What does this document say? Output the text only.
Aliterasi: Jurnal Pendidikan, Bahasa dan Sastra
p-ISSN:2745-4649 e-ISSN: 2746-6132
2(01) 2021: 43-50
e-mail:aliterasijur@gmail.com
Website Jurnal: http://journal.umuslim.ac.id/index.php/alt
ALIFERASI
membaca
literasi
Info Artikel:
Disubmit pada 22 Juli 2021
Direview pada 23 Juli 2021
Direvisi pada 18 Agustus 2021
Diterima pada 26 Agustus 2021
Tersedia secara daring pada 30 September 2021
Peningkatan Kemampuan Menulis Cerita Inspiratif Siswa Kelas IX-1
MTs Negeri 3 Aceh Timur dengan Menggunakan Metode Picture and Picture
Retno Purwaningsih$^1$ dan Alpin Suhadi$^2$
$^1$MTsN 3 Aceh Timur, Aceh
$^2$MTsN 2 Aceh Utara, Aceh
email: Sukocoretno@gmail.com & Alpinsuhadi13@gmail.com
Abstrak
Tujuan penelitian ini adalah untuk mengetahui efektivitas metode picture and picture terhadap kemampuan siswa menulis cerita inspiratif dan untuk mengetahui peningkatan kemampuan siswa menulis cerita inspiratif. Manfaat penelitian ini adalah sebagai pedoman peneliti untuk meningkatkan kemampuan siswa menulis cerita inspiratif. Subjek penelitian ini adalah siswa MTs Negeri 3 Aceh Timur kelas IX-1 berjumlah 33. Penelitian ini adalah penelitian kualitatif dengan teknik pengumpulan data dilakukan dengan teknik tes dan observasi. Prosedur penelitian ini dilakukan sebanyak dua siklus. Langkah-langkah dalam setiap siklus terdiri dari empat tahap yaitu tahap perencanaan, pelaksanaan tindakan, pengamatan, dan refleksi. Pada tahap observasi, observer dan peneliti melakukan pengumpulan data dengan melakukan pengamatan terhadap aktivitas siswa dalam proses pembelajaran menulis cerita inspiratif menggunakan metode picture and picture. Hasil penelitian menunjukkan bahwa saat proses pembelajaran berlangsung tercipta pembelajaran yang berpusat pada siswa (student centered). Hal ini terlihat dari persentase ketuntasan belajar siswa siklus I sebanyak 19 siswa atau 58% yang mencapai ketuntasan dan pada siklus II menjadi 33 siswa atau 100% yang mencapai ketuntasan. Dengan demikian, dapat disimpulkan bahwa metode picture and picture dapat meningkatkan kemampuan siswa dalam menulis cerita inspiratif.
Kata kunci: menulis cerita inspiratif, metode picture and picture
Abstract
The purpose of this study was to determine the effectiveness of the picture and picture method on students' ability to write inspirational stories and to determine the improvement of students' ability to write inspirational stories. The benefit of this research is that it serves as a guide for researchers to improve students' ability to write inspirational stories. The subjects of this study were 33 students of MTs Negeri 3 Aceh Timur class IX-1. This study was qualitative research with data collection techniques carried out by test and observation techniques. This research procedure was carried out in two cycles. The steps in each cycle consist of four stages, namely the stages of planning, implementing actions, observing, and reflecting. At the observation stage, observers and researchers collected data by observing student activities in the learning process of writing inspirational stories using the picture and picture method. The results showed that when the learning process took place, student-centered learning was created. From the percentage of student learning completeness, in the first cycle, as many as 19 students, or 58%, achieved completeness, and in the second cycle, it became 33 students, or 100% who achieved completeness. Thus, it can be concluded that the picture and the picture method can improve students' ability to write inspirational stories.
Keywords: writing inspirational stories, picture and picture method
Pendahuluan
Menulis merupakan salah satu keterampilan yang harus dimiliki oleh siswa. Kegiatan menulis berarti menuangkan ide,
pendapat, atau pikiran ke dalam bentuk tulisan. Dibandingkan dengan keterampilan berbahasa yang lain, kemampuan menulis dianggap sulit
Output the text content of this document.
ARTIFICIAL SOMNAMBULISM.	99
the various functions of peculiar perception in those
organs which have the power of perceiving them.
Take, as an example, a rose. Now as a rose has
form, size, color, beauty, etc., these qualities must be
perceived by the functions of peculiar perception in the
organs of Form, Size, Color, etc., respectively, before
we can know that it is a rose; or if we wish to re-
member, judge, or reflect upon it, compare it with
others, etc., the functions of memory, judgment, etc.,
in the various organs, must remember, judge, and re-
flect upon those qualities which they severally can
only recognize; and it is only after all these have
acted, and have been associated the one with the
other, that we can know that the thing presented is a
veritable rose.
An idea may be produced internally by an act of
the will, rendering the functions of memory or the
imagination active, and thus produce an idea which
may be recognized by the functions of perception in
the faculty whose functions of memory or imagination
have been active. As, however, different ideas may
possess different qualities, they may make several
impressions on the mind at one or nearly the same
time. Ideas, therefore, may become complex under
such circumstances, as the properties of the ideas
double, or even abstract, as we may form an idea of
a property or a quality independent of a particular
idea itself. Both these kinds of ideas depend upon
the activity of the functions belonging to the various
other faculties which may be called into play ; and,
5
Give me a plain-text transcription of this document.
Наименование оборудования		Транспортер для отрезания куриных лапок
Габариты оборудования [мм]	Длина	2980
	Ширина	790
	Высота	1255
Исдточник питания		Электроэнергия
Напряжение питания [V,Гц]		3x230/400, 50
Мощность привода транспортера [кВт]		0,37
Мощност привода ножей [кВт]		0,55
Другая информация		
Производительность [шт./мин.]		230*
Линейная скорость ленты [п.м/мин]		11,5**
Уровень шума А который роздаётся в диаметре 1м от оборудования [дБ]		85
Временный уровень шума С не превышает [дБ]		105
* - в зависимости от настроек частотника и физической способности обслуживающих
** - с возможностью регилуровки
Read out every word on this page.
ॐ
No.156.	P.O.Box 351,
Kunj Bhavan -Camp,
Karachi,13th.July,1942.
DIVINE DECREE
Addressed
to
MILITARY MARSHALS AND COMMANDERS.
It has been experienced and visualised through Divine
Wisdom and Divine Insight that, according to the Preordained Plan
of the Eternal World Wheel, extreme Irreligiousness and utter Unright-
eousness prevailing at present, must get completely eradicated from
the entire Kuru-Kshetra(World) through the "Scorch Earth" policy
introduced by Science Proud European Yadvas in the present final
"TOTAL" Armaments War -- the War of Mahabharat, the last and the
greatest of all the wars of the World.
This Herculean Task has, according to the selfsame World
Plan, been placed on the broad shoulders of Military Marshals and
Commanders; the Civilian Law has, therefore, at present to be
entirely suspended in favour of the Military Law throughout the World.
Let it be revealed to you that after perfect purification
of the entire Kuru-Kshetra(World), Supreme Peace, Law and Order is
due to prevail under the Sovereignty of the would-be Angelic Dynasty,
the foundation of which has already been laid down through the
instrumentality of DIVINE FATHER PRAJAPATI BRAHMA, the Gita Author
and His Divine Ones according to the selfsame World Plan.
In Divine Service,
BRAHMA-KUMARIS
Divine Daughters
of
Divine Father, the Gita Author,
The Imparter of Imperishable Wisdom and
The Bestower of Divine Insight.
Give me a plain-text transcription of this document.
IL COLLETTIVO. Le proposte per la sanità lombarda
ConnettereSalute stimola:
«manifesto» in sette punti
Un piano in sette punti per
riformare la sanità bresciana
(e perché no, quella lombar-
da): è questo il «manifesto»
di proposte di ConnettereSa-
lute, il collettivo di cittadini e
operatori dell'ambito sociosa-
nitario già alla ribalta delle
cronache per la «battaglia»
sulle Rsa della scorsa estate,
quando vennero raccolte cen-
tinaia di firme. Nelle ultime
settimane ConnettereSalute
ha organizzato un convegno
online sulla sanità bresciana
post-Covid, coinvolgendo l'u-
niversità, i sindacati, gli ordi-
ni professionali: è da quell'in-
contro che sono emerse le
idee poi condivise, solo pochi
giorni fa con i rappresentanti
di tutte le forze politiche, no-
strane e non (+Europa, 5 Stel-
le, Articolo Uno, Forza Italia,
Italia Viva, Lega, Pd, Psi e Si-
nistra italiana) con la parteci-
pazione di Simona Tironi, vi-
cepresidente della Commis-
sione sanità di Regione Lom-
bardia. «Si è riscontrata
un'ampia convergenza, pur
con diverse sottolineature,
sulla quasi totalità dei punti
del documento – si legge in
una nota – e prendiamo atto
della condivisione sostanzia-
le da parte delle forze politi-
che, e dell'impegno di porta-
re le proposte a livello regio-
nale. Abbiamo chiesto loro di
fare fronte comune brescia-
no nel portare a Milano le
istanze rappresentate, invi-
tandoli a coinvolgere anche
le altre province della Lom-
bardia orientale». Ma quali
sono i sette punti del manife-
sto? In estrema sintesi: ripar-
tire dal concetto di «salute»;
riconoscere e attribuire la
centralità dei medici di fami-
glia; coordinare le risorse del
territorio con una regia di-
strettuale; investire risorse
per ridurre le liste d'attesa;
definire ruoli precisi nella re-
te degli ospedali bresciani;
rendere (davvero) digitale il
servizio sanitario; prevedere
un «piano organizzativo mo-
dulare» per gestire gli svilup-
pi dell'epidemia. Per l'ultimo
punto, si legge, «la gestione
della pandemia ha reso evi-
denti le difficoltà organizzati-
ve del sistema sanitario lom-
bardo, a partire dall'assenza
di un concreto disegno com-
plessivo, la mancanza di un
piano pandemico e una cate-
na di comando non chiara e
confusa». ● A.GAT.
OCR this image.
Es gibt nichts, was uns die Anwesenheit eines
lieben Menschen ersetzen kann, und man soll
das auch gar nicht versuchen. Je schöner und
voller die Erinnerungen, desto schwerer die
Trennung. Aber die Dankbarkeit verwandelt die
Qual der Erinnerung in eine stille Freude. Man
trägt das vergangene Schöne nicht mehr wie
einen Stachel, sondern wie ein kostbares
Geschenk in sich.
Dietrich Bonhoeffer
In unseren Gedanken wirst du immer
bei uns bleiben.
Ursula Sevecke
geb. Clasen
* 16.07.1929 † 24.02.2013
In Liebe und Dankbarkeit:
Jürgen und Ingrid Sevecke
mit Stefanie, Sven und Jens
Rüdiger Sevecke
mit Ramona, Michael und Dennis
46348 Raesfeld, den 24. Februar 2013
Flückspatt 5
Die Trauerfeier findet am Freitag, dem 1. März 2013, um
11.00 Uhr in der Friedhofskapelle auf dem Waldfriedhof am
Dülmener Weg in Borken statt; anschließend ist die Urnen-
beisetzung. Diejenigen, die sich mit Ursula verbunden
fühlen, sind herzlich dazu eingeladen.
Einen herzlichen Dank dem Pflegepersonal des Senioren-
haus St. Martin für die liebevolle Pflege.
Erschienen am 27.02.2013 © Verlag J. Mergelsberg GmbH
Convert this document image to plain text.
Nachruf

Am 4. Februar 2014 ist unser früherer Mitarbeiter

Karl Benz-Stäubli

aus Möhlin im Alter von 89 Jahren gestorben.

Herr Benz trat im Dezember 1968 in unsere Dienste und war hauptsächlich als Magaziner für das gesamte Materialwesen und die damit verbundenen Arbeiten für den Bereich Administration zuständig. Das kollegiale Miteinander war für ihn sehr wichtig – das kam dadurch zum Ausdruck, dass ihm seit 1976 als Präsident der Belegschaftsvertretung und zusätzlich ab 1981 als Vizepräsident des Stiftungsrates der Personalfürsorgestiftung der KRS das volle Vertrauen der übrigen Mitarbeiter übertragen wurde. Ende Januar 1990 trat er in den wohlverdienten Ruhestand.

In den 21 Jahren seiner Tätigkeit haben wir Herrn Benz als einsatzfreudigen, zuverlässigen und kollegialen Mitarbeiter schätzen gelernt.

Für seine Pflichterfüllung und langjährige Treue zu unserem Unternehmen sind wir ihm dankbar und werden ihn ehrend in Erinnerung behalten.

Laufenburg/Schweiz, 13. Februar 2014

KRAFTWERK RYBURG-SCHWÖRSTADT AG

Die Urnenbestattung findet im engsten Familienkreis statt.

....

Prompt: State how many lines of the listing above include the word "keterampilan". Give nothing but the number.

Solution for this problem: 2